Work required:
Return the number of lines holding "calendario", with nothing added.

┌─ Task input

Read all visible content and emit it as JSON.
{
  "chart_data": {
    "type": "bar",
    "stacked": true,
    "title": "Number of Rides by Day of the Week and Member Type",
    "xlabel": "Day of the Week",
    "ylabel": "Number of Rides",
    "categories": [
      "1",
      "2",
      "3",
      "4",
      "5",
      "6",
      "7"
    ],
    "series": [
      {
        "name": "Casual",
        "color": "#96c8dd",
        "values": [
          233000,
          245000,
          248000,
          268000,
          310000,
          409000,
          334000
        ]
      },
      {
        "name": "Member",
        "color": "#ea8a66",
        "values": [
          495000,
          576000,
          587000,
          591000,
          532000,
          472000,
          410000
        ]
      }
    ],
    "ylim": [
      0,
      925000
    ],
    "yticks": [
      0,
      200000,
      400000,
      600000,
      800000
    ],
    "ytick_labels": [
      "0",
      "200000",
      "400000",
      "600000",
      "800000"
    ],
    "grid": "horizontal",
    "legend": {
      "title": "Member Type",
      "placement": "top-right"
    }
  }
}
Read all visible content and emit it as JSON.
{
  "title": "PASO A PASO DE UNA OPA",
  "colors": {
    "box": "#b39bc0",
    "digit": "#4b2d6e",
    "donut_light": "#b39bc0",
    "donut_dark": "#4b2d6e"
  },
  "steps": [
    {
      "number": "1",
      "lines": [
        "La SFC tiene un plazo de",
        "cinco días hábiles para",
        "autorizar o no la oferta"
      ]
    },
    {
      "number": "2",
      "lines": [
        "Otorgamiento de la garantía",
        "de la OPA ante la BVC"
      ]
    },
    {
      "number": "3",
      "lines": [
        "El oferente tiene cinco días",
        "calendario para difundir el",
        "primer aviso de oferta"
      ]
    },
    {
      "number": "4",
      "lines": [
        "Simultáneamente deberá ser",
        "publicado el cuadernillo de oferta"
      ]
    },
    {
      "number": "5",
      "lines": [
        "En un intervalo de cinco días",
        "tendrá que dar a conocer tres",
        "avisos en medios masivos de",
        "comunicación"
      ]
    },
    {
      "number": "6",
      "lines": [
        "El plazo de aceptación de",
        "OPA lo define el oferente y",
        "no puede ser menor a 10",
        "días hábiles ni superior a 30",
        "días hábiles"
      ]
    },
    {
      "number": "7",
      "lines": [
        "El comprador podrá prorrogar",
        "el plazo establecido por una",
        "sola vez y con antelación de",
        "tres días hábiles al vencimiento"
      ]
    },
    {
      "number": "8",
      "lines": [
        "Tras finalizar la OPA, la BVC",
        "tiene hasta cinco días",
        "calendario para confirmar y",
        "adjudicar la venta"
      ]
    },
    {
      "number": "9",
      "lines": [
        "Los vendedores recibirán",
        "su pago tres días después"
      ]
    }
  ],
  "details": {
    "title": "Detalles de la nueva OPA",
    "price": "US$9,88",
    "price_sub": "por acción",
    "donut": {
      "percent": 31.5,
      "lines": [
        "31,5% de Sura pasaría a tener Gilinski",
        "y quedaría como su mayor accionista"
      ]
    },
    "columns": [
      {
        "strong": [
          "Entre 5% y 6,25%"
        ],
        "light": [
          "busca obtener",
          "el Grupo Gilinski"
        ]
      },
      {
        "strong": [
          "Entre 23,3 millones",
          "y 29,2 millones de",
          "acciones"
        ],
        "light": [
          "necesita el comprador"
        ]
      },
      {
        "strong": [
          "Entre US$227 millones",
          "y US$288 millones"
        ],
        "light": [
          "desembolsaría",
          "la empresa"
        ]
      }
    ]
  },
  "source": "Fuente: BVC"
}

└─

Response below:
2